■ Textauszug
12.05.2026
Stadtmission-Familie bei Jahrestagung Altenhilfe
Vertreter:innen aus Trägerschaft, Praxis, Verbänden und Politik diskutierten am 15. und 16. April in Rastatt innovative Ansätze für die Weiterentwicklung der Pflege – von neuen Struktur- und Personalmodellen bis hin zu digitalen Lösungen wie Telepflege und Televisite.
Die diesjährige Jahrestagung Altenhilfe der Diakonie Baden stand ganz im Zeichen einer zukunftsfähigen Pflege. Vertreter:innen aus Trägerschaft, Praxis, Verbänden und Politik diskutierten am 15. und 16. April in Rastatt innovative Ansätze für die Weiterentwicklung der Pflege – von neuen Struktur- und Personalmodellen bis hin zu digitalen Lösungen wie Telepflege und Televisite.
Ein besonderer Schwerpunkt lag auf dem Dialog zwischen Praxis und Politik. Dr. Angela Postel, Referatsleiterin Pflege im Landesministerium für Soziales, Gesundheit und Integration, gab Einblicke in aktuelle pflegepolitische Entwicklungen und deren Auswirkungen auf den Alltag der Einrichtungen.
Auch die Digitalisierung rückte in den Mittelpunkt: Anja Remmert von der Diakonie Deutschland erläuterte den Stand der Telematikinfrastruktur und die Bedeutung digitaler Prozesse.

■ Daten zur Layoutanalyse von Dokumenten
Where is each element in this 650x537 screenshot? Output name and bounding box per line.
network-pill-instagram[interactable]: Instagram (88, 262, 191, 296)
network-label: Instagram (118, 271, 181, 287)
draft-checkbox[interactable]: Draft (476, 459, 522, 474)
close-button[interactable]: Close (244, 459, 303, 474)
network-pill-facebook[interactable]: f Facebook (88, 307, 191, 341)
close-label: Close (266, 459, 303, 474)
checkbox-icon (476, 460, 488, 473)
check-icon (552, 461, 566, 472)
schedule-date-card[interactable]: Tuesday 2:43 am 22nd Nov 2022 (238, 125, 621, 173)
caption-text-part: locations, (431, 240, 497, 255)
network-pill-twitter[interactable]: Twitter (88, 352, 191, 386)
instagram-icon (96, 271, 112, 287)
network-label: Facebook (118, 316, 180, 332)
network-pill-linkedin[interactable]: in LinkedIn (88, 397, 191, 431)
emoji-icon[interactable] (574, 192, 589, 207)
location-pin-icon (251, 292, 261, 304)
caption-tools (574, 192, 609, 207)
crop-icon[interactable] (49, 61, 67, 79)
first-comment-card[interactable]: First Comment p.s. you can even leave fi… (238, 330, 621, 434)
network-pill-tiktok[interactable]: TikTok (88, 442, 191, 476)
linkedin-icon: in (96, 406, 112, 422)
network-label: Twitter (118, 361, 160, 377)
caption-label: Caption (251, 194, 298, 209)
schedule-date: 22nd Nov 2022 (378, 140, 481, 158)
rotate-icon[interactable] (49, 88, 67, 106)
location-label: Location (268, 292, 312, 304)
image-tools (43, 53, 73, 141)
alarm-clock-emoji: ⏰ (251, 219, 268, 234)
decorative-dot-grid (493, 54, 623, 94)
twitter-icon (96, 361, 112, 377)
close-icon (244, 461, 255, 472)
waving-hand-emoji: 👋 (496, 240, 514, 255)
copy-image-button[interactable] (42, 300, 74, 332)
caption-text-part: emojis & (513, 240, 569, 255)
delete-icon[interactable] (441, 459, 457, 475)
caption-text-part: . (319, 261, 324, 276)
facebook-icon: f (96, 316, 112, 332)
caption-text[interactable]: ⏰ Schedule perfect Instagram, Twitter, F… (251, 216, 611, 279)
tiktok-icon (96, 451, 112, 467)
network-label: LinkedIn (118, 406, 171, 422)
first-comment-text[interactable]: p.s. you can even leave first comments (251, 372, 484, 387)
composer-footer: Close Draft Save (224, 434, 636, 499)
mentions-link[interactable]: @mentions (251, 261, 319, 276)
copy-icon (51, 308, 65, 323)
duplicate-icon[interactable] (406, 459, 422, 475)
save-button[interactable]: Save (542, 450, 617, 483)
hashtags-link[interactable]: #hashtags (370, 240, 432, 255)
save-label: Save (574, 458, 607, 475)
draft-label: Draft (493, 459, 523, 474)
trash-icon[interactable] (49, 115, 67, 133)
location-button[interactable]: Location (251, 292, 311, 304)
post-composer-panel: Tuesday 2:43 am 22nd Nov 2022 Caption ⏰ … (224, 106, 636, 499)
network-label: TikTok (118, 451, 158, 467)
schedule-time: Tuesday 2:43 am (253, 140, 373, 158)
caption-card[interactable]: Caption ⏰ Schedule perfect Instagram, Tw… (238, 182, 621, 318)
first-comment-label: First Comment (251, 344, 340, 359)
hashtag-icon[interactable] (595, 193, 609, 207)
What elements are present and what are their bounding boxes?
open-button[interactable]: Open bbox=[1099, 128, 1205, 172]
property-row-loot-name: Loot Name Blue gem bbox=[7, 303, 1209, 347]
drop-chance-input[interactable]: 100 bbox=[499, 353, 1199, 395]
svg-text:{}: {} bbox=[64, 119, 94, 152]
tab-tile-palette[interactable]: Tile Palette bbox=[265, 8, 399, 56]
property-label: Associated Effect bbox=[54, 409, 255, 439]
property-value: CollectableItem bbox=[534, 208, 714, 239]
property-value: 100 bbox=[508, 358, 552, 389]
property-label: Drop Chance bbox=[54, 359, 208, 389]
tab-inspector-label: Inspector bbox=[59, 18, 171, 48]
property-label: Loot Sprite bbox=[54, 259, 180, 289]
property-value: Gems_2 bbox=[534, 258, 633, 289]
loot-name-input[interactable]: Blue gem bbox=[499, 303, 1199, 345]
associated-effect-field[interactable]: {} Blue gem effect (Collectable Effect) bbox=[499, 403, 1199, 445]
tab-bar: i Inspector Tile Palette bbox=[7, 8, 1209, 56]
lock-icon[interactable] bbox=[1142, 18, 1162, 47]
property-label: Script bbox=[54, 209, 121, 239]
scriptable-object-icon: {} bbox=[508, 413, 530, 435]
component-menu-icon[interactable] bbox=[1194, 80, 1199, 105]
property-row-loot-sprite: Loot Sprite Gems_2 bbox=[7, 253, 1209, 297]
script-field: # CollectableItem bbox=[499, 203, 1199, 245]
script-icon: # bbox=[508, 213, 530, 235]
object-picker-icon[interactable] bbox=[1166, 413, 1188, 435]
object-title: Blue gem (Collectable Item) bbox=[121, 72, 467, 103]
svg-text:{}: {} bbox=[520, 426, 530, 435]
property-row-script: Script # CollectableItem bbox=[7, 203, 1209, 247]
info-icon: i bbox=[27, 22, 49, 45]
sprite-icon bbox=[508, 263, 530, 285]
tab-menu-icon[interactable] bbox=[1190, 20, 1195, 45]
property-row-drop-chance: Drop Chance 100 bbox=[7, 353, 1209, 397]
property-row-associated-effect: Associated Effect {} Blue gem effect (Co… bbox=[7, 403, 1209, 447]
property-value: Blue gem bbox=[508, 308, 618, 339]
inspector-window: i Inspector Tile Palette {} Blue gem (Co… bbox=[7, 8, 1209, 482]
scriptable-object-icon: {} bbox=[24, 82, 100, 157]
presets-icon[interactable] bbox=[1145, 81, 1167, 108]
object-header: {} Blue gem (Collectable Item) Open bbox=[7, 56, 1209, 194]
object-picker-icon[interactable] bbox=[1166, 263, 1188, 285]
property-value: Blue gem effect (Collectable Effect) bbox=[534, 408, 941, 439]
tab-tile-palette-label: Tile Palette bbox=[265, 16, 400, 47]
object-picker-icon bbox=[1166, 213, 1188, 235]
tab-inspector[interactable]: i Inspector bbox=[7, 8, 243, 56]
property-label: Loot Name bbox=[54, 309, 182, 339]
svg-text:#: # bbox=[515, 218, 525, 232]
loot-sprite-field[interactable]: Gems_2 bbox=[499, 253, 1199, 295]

■ Zu beantwortende Fragen
(A) Beantworte zum Bericht über die Jahrestagung Altenhilfe diese Fragen:
(i) Wann und wo fand die Tagung statt?
(ii) Welche Funktion hat Dr. Angela Postel?
(iii) Was erläuterte Anja Remmert von der Diakonie Deutschland?
(B) Gib aus dem Bericht über die Jahrestagung Altenhilfe den Abschnitt von „Die diesjährige Jahrestagung“ bis „Bedeutung digitaler Prozesse.“ wortgetreu wieder.
(C) Führe den Bericht über die Jahrestagung Altenhilfe im Anschluss an seinen letzten Satz fort.

■ Ergebnisse je Aufgabe
(A)
(i) Am 15. und 16. April in Rastatt.
(ii) Sie ist Referatsleiterin Pflege im Landesministerium für Soziales, Gesundheit und Integration.
(iii) Den Stand der Telematikinfrastruktur und die Bedeutung digitaler Prozesse.

(B)
Die diesjährige Jahrestagung Altenhilfe der Diakonie Baden stand ganz im Zeichen einer zukunftsfähigen Pflege. Vertreter:innen aus Trägerschaft, Praxis, Verbänden und Politik diskutierten am 15. und 16. April in Rastatt innovative Ansätze für die Weiterentwicklung der Pflege – von neuen Struktur- und Personalmodellen bis hin zu digitalen Lösungen wie Telepflege und Televisite.
Ein besonderer Schwerpunkt lag auf dem Dialog zwischen Praxis und Politik. Dr. Angela Postel, Referatsleiterin Pflege im Landesministerium für Soziales, Gesundheit und Integration, gab Einblicke in aktuelle pflegepolitische Entwicklungen und deren Auswirkungen auf den Alltag der Einrichtungen.
Auch die Digitalisierung rückte in den Mittelpunkt: Anja Remmert von der Diakonie Deutschland erläuterte den Stand der Telematikinfrastruktur und die Bedeutung digitaler Prozesse.

(C)
Für die Ev. Stadtmission Karlsruhe betont Geschäftsführer Kai Käßhöfer die Bedeutung des Austauschs: „Die Tagung zeigt, wie wichtig es ist, gemeinsam an tragfähigen Lösungen für die Pflege der Zukunft zu arbeiten. Vernetzung, Innovation und politischer Dialog sind dafür entscheidend.“
Im abschließenden Forum wurden Fragen der Altenhilfe diskutiert – darunter sektorenübergreifende Zusammenarbeit, die Rolle der Diakonie nach der Landtagswahl und die Verantwortung für eine verlässliche soziale Daseinsvorsorge.
Die Tagung machte deutlich: Die Herausforderungen sind groß, aber die Bereitschaft, Pflege aktiv weiterzuentwickeln, ist größer.